**Goal**
Quote every line as written. Omit pictures.

* Start Material for this exercise *

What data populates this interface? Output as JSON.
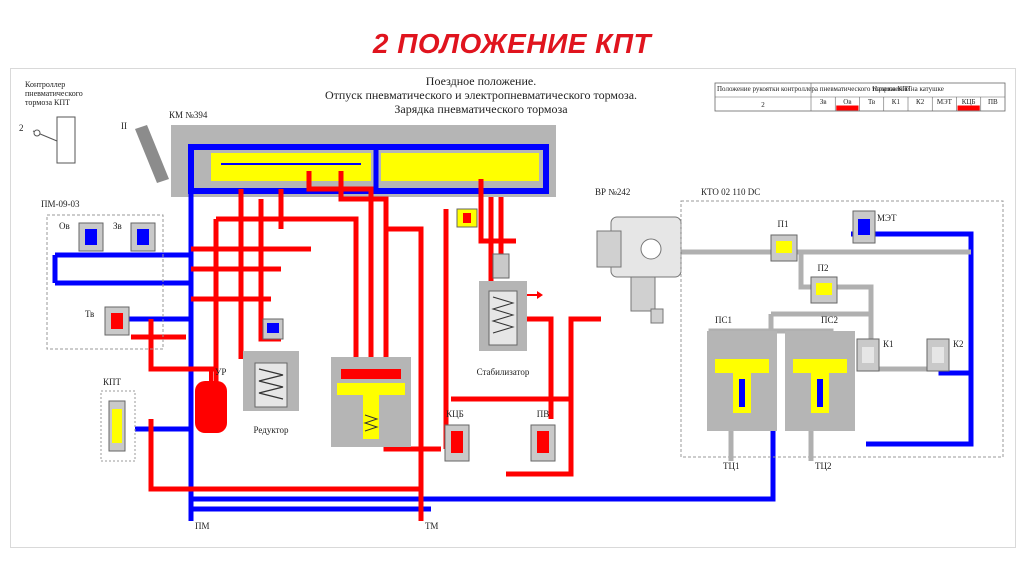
{
  "slide_title": "2 ПОЛОЖЕНИЕ КПТ",
  "scheme": {
    "header": [
      "Поездное положение.",
      "Отпуск пневматического и электропневматического тормоза.",
      "Зарядка пневматического тормоза"
    ],
    "controller_caption": [
      "Контроллер",
      "пневматического",
      "тормоза КПТ"
    ],
    "controller_positions": {
      "left": "2",
      "right": "II"
    },
    "labels": {
      "km": "КМ №394",
      "pm0903": "ПМ-09-03",
      "ov": "Ов",
      "zv": "Зв",
      "tv": "Тв",
      "kpt": "КПТ",
      "ur": "УР",
      "reduktor": "Редуктор",
      "stabilizator": "Стабилизатор",
      "ktsb": "КЦБ",
      "pv": "ПВ",
      "pm": "ПМ",
      "tm": "ТМ",
      "vr": "ВР №242",
      "kto": "КТО 02 110 DC",
      "p1": "П1",
      "p2": "П2",
      "met": "МЭТ",
      "ps1": "ПС1",
      "ps2": "ПС2",
      "k1": "К1",
      "k2": "К2",
      "tts1": "ТЦ1",
      "tts2": "ТЦ2"
    },
    "valve_table": {
      "header_left": "Положение рукоятки контроллера пневматического тормоза КПТ",
      "header_right": "Напряжение на катушке",
      "columns": [
        "Зв",
        "Ов",
        "Тв",
        "К1",
        "К2",
        "МЭТ",
        "КЦБ",
        "ПВ"
      ],
      "position": "2",
      "energized": [
        false,
        true,
        false,
        false,
        false,
        false,
        true,
        false
      ]
    },
    "colors": {
      "supply_main": "#ff0000",
      "brake_pipe": "#0000ff",
      "valve_body": "#ffff00",
      "housing": "#b5b5b5",
      "title": "#e0141e"
    }
  }
}
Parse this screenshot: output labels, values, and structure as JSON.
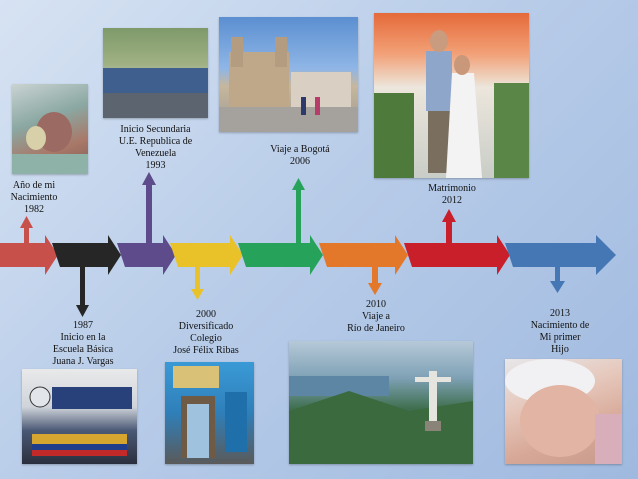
{
  "events": [
    {
      "label": "Año de mi\nNacimiento\n1982",
      "color": "#c8504a"
    },
    {
      "label": "1987\nInicio en la\nEscuela Básica\nJuana J. Vargas",
      "color": "#262626"
    },
    {
      "label": "Inicio Secundaria\nU.E. Republica de\nVenezuela\n1993",
      "color": "#5e4b8b"
    },
    {
      "label": "2000\nDiversificado\nColegio\nJosé Félix Ribas",
      "color": "#e9c22a"
    },
    {
      "label": "Viaje a Bogotá\n2006",
      "color": "#27a25a"
    },
    {
      "label": "2010\nViaje a\nRío de Janeiro",
      "color": "#e4782a"
    },
    {
      "label": "Matrimonio\n2012",
      "color": "#c91f2a"
    },
    {
      "label": "2013\nNacimiento de\nMi primer\nHijo",
      "color": "#4677b5"
    }
  ],
  "colors": {
    "arrow_red": "#c8504a",
    "arrow_black": "#262626",
    "arrow_purple": "#5e4b8b",
    "arrow_yellow": "#e9c22a",
    "arrow_green": "#27a25a",
    "arrow_orange": "#e4782a",
    "arrow_crimson": "#c91f2a",
    "arrow_blue": "#4677b5"
  }
}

* End Material for this exercise *

**Solution to this problem**
What data populates this interface? Output as JSON.
{
  "slide_title": "2 ПОЛОЖЕНИЕ КПТ",
  "scheme": {
    "header": [
      "Поездное положение.",
      "Отпуск пневматического и электропневматического тормоза.",
      "Зарядка пневматического тормоза"
    ],
    "controller_caption": [
      "Контроллер",
      "пневматического",
      "тормоза КПТ"
    ],
    "controller_positions": {
      "left": "2",
      "right": "II"
    },
    "labels": {
      "km": "КМ №394",
      "pm0903": "ПМ-09-03",
      "ov": "Ов",
      "zv": "Зв",
      "tv": "Тв",
      "kpt": "КПТ",
      "ur": "УР",
      "reduktor": "Редуктор",
      "stabilizator": "Стабилизатор",
      "ktsb": "КЦБ",
      "pv": "ПВ",
      "pm": "ПМ",
      "tm": "ТМ",
      "vr": "ВР №242",
      "kto": "КТО 02 110 DC",
      "p1": "П1",
      "p2": "П2",
      "met": "МЭТ",
      "ps1": "ПС1",
      "ps2": "ПС2",
      "k1": "К1",
      "k2": "К2",
      "tts1": "ТЦ1",
      "tts2": "ТЦ2"
    },
    "valve_table": {
      "header_left": "Положение рукоятки контроллера пневматического тормоза КПТ",
      "header_right": "Напряжение на катушке",
      "columns": [
        "Зв",
        "Ов",
        "Тв",
        "К1",
        "К2",
        "МЭТ",
        "КЦБ",
        "ПВ"
      ],
      "position": "2",
      "energized": [
        false,
        true,
        false,
        false,
        false,
        false,
        true,
        false
      ]
    },
    "colors": {
      "supply_main": "#ff0000",
      "brake_pipe": "#0000ff",
      "valve_body": "#ffff00",
      "housing": "#b5b5b5",
      "title": "#e0141e"
    }
  }
}
Parse this screenshot: output labels, values, and structure as JSON.
{
  "events": [
    {
      "label": "Año de mi\nNacimiento\n1982",
      "color": "#c8504a"
    },
    {
      "label": "1987\nInicio en la\nEscuela Básica\nJuana J. Vargas",
      "color": "#262626"
    },
    {
      "label": "Inicio Secundaria\nU.E. Republica de\nVenezuela\n1993",
      "color": "#5e4b8b"
    },
    {
      "label": "2000\nDiversificado\nColegio\nJosé Félix Ribas",
      "color": "#e9c22a"
    },
    {
      "label": "Viaje a Bogotá\n2006",
      "color": "#27a25a"
    },
    {
      "label": "2010\nViaje a\nRío de Janeiro",
      "color": "#e4782a"
    },
    {
      "label": "Matrimonio\n2012",
      "color": "#c91f2a"
    },
    {
      "label": "2013\nNacimiento de\nMi primer\nHijo",
      "color": "#4677b5"
    }
  ],
  "colors": {
    "arrow_red": "#c8504a",
    "arrow_black": "#262626",
    "arrow_purple": "#5e4b8b",
    "arrow_yellow": "#e9c22a",
    "arrow_green": "#27a25a",
    "arrow_orange": "#e4782a",
    "arrow_crimson": "#c91f2a",
    "arrow_blue": "#4677b5"
  }
}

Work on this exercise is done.